WRITTEN TASK => All lines featuring the string "this" are to be listed.

MATERIAL SHOWN =>

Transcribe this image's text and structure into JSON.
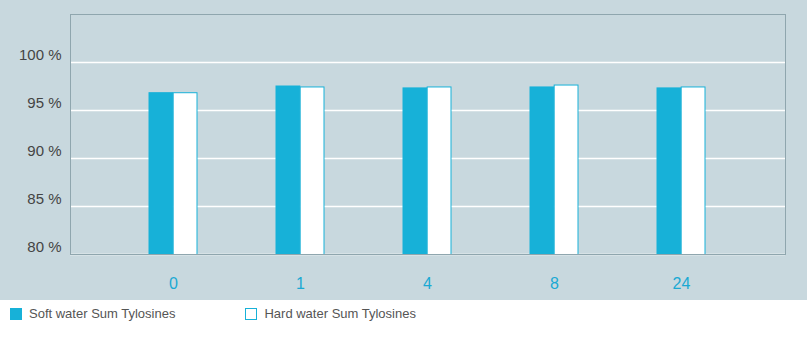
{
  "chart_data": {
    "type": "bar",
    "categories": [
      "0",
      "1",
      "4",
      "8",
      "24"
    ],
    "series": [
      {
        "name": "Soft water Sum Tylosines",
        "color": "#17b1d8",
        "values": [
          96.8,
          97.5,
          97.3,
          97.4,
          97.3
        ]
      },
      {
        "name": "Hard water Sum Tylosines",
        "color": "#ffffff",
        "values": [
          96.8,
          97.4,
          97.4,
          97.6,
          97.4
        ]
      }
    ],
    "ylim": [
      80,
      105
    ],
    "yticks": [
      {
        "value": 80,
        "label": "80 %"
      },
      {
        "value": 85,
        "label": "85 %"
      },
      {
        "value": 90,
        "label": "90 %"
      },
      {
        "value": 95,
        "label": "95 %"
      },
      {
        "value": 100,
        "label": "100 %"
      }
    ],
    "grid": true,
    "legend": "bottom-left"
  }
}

--

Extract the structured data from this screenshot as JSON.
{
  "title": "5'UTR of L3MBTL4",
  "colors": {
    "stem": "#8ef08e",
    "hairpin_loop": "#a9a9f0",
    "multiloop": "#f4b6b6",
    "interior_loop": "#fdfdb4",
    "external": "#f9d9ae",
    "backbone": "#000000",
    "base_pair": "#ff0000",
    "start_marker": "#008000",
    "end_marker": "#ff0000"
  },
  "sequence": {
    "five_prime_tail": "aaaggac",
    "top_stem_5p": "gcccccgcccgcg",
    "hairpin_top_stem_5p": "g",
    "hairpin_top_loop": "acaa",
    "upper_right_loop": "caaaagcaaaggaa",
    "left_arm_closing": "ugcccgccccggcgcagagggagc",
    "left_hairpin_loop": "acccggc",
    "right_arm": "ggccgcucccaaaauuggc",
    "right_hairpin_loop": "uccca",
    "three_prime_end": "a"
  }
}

---

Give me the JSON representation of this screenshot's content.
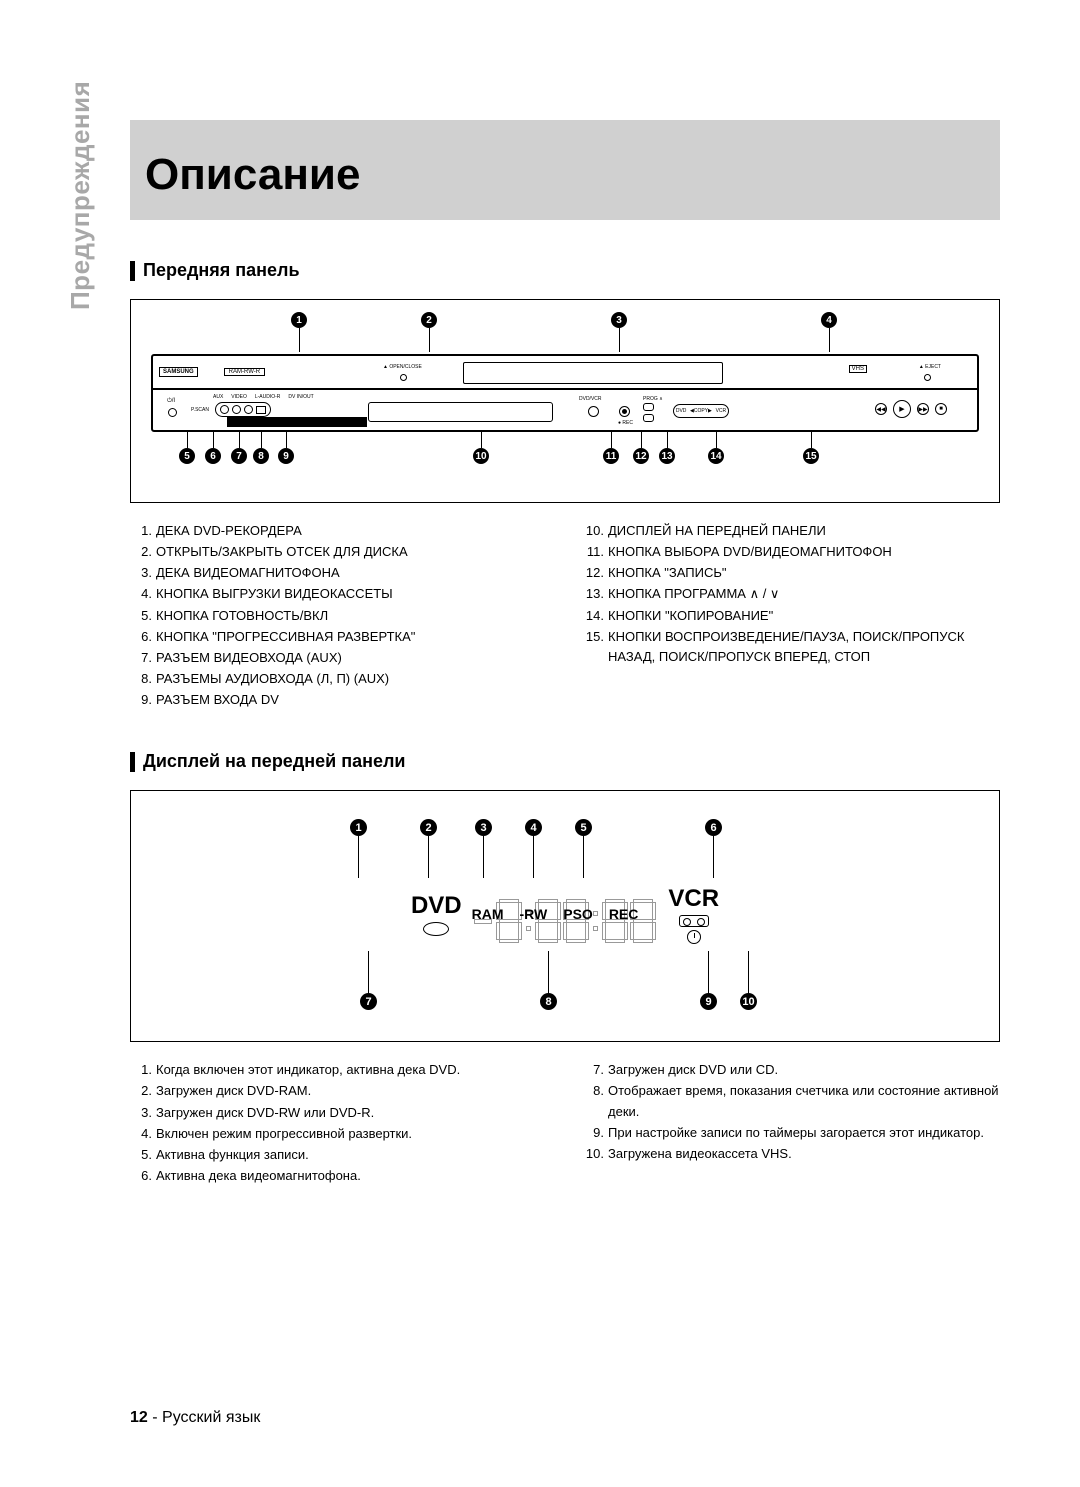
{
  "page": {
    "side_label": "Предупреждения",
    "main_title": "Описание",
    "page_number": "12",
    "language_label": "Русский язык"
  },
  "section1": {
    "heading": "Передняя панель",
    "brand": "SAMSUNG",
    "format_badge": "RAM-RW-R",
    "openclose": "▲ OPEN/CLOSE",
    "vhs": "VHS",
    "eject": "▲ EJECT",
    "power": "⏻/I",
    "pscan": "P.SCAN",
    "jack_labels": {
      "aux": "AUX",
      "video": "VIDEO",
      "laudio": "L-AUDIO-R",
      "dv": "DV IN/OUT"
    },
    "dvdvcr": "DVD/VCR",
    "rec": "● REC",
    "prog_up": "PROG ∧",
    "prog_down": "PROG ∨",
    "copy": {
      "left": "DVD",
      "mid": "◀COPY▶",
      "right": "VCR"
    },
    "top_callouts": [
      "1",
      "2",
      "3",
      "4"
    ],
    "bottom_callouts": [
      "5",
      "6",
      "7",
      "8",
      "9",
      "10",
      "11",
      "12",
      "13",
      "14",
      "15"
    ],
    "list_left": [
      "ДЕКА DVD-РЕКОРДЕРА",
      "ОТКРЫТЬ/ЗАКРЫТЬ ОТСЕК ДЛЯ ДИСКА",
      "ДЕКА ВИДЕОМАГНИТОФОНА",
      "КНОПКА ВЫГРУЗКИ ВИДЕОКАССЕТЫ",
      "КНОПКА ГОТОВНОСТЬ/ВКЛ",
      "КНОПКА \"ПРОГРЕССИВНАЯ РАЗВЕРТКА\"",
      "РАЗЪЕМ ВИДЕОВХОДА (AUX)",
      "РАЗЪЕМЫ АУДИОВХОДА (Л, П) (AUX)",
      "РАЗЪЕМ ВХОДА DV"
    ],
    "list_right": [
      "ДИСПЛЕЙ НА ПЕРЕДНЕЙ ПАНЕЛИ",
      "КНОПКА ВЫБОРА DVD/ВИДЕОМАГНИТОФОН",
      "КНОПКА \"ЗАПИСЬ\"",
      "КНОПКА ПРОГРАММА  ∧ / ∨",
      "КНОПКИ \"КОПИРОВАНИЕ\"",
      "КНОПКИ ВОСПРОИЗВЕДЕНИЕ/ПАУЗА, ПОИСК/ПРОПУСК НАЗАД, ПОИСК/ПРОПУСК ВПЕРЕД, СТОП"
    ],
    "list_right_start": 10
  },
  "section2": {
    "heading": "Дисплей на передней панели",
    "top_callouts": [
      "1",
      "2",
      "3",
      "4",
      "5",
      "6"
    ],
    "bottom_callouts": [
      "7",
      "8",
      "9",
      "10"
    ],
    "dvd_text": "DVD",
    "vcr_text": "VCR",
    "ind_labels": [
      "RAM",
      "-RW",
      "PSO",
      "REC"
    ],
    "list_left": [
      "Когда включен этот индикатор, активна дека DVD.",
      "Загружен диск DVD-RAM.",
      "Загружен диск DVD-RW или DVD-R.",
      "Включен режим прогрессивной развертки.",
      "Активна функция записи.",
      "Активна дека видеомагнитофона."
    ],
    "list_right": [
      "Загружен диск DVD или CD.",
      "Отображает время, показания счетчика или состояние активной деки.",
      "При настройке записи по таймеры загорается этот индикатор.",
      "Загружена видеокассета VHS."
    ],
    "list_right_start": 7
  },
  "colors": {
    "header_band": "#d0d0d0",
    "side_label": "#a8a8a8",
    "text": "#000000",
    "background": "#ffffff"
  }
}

TASK RESULT =>
Transcribe this image's text and structure into JSON.
Extract the structured data from this screenshot as JSON.
Give me the JSON representation of this screenshot's content.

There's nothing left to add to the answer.